• [Instruction] Reproduce the listing below line for line, with no changes.
···
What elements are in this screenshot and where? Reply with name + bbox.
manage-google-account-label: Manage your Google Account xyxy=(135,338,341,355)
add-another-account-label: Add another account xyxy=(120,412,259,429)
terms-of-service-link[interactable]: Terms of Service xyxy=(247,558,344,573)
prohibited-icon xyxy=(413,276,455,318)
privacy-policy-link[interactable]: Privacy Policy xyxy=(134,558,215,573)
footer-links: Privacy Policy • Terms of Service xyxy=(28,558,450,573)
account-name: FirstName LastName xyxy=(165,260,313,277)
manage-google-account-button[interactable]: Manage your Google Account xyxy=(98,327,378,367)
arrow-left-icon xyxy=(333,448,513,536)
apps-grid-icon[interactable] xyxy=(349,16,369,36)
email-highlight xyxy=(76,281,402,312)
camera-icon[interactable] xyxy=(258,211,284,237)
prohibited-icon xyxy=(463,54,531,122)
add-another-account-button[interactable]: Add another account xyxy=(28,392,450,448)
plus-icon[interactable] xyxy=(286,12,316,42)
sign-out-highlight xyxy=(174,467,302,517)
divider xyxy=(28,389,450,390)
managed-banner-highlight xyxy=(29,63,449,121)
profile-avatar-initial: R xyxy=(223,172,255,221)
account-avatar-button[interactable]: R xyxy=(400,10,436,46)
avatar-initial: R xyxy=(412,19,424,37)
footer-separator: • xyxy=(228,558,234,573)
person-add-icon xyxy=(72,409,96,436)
···
• [Response for this exercise]
What elements are in this screenshot and where? Reply with name + bbox.
manage-google-account-label: Manage your Google Account xyxy=(135,338,341,355)
add-another-account-label: Add another account xyxy=(120,412,259,429)
terms-of-service-link[interactable]: Terms of Service xyxy=(247,558,344,573)
prohibited-icon xyxy=(413,276,455,318)
privacy-policy-link[interactable]: Privacy Policy xyxy=(134,558,215,573)
footer-links: Privacy Policy • Terms of Service xyxy=(28,558,450,573)
account-name: FirstName LastName xyxy=(165,260,313,277)
manage-google-account-button[interactable]: Manage your Google Account xyxy=(98,327,378,367)
arrow-left-icon xyxy=(333,448,513,536)
apps-grid-icon[interactable] xyxy=(349,16,369,36)
email-highlight xyxy=(76,281,402,312)
camera-icon[interactable] xyxy=(258,211,284,237)
prohibited-icon xyxy=(463,54,531,122)
add-another-account-button[interactable]: Add another account xyxy=(28,392,450,448)
plus-icon[interactable] xyxy=(286,12,316,42)
sign-out-highlight xyxy=(174,467,302,517)
divider xyxy=(28,389,450,390)
managed-banner-highlight xyxy=(29,63,449,121)
profile-avatar-initial: R xyxy=(223,172,255,221)
account-avatar-button[interactable]: R xyxy=(400,10,436,46)
avatar-initial: R xyxy=(412,19,424,37)
footer-separator: • xyxy=(228,558,234,573)
person-add-icon xyxy=(72,409,96,436)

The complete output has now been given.